Problem: All the data should come back exactly as it was given.

━━ Supplied data ━━

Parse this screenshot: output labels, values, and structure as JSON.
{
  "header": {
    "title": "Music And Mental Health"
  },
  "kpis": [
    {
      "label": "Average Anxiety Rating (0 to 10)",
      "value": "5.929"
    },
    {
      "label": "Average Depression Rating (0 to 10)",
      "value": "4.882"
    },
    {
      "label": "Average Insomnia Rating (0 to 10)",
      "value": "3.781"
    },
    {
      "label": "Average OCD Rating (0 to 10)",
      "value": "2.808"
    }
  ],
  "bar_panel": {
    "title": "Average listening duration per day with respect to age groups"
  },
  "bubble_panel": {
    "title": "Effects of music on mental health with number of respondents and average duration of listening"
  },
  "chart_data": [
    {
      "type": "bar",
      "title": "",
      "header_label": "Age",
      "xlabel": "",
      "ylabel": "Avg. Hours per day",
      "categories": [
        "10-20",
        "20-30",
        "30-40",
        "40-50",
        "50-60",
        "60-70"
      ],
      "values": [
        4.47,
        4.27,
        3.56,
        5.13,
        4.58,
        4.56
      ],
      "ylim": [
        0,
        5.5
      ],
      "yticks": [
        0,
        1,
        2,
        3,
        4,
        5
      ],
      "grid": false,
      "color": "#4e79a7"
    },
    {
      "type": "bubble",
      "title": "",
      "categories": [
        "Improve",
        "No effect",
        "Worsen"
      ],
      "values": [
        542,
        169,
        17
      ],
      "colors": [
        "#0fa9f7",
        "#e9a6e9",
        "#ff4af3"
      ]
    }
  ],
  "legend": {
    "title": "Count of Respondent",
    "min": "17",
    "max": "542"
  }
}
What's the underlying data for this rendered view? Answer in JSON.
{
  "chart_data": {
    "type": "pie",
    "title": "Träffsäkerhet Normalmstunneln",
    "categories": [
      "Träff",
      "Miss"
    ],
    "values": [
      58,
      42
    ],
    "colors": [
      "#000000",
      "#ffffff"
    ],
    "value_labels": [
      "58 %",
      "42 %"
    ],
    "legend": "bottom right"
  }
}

━━━

Completed exercise:
Parse this screenshot: output labels, values, and structure as JSON.
{
  "header": {
    "title": "Music And Mental Health"
  },
  "kpis": [
    {
      "label": "Average Anxiety Rating (0 to 10)",
      "value": "5.929"
    },
    {
      "label": "Average Depression Rating (0 to 10)",
      "value": "4.882"
    },
    {
      "label": "Average Insomnia Rating (0 to 10)",
      "value": "3.781"
    },
    {
      "label": "Average OCD Rating (0 to 10)",
      "value": "2.808"
    }
  ],
  "bar_panel": {
    "title": "Average listening duration per day with respect to age groups"
  },
  "bubble_panel": {
    "title": "Effects of music on mental health with number of respondents and average duration of listening"
  },
  "chart_data": [
    {
      "type": "bar",
      "title": "",
      "header_label": "Age",
      "xlabel": "",
      "ylabel": "Avg. Hours per day",
      "categories": [
        "10-20",
        "20-30",
        "30-40",
        "40-50",
        "50-60",
        "60-70"
      ],
      "values": [
        4.47,
        4.27,
        3.56,
        5.13,
        4.58,
        4.56
      ],
      "ylim": [
        0,
        5.5
      ],
      "yticks": [
        0,
        1,
        2,
        3,
        4,
        5
      ],
      "grid": false,
      "color": "#4e79a7"
    },
    {
      "type": "bubble",
      "title": "",
      "categories": [
        "Improve",
        "No effect",
        "Worsen"
      ],
      "values": [
        542,
        169,
        17
      ],
      "colors": [
        "#0fa9f7",
        "#e9a6e9",
        "#ff4af3"
      ]
    }
  ],
  "legend": {
    "title": "Count of Respondent",
    "min": "17",
    "max": "542"
  }
}
What's the underlying data for this rendered view? Answer in JSON.
{
  "chart_data": {
    "type": "pie",
    "title": "Träffsäkerhet Normalmstunneln",
    "categories": [
      "Träff",
      "Miss"
    ],
    "values": [
      58,
      42
    ],
    "colors": [
      "#000000",
      "#ffffff"
    ],
    "value_labels": [
      "58 %",
      "42 %"
    ],
    "legend": "bottom right"
  }
}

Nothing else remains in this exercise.